_Text_:
****

# AWS Resource Cache

List and describe calls to AWS services are used to fetch information about the resources 
available within a customers account. Typical examples are:
 - populate AWS explorer views
 - populate resource-selection drop-down boxes

In some cases the lifecycle of these describe calls is not controlled by the plugin but rather
the [IntelliJ SDK][1] - we don't control when this data is refreshed. An example is the [`LambdaLineMarker`][2] which implements [`LineMarkerProvider`][3],
the [`LineMarkerProvider.getLineMarkerInfo`][4]
is invoked repeatedly as a file is being edited to determine if a line marker should be shown.

AWS resources are rarely provisioned multiple times per second and network bandwidth on developer laptops as
well as AWS throttling limits makes repeatedly making list/describe calls for resources untenable. Clearly a cache
is required.

****

_Listed entries_:
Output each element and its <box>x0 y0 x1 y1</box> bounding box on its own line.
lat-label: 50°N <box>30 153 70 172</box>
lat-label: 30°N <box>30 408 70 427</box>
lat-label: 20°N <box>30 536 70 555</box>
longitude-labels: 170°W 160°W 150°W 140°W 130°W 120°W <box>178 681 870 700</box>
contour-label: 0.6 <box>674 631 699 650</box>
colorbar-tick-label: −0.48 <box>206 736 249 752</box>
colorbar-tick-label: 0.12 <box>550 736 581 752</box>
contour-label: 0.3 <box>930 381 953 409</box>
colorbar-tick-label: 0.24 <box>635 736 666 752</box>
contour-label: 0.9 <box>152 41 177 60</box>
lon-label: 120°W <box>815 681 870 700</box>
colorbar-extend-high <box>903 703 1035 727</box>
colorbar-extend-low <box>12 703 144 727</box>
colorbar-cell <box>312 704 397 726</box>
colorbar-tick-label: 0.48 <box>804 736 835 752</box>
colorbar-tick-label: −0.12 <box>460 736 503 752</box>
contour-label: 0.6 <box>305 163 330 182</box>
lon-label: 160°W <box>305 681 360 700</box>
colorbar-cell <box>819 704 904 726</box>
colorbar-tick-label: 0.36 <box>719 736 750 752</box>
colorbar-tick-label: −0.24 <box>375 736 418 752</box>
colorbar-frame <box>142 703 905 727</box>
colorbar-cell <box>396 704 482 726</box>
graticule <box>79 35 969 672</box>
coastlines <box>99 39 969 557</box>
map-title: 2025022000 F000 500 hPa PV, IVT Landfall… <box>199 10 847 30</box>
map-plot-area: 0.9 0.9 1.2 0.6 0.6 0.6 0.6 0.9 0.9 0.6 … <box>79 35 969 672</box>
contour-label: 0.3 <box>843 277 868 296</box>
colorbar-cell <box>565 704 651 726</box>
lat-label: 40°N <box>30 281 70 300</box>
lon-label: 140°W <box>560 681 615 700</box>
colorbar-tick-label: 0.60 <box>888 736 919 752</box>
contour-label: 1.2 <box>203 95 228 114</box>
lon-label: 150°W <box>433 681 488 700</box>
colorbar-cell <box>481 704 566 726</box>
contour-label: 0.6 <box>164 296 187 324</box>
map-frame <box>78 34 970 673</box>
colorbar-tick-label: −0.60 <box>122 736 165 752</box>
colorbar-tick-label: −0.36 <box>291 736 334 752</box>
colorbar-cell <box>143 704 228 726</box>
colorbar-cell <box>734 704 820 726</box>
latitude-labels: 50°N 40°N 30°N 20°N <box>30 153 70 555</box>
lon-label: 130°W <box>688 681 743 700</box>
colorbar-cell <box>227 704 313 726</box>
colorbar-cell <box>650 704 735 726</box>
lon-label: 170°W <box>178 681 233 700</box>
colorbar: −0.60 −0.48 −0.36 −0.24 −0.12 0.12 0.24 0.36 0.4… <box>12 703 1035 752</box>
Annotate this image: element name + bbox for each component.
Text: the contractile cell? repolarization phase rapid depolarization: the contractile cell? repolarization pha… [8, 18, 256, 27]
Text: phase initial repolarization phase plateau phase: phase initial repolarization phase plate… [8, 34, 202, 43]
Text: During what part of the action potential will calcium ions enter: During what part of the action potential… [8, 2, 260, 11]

****

_Directives_:
1/ Extract the AWS resource cache text from "In some cases" to "is required.", copying it word for word.
2/ Continue the AWS resource cache text from the point where it stops.

_Answer set_:
1/
In some cases the lifecycle of these describe calls is not controlled by the plugin but rather
the [IntelliJ SDK][1] - we don't control when this data is refreshed. An example is the [`LambdaLineMarker`][2] which implements [`LineMarkerProvider`][3],
the [`LineMarkerProvider.getLineMarkerInfo`][4]
is invoked repeatedly as a file is being edited to determine if a line marker should be shown.

AWS resources are rarely provisioned multiple times per second and network bandwidth on developer laptops as
well as AWS throttling limits makes repeatedly making list/describe calls for resources untenable. Clearly a cache
is required.

2/
## Requirements

The resource cache has some unique requirements that make sense to implement in a re-usable way:
- Ability to cache a resource (or list of resources) by AWS [Region][6] / Account ([Credential][7])
- Time-based expiration, customizable by resource-type (some resources are more dynamic than others)
- The ability to fall-back to stale data in the event of a failed refresh (e.g. the developers machine is offline)
- Ability to force a refresh when we know a resource has changed
- Be respectful of a developer machines memory constraints

## Implementation
The following section describes the implementation of the [`AwsResourceCache`][8] 
inside the toolkit. The [`AwsResourceCache`][8] is a `Project` level service that exposes methods for fetching a 
resource (either from the cache or by making a network call), as well as methods for clearing existing cached resources
on a number of dimensions.

The cache also understands when credential providers have been mutated (by implementing `ToolkitCredentialsChangeListener`) this
automatically removes entries for that credential ID from the cache.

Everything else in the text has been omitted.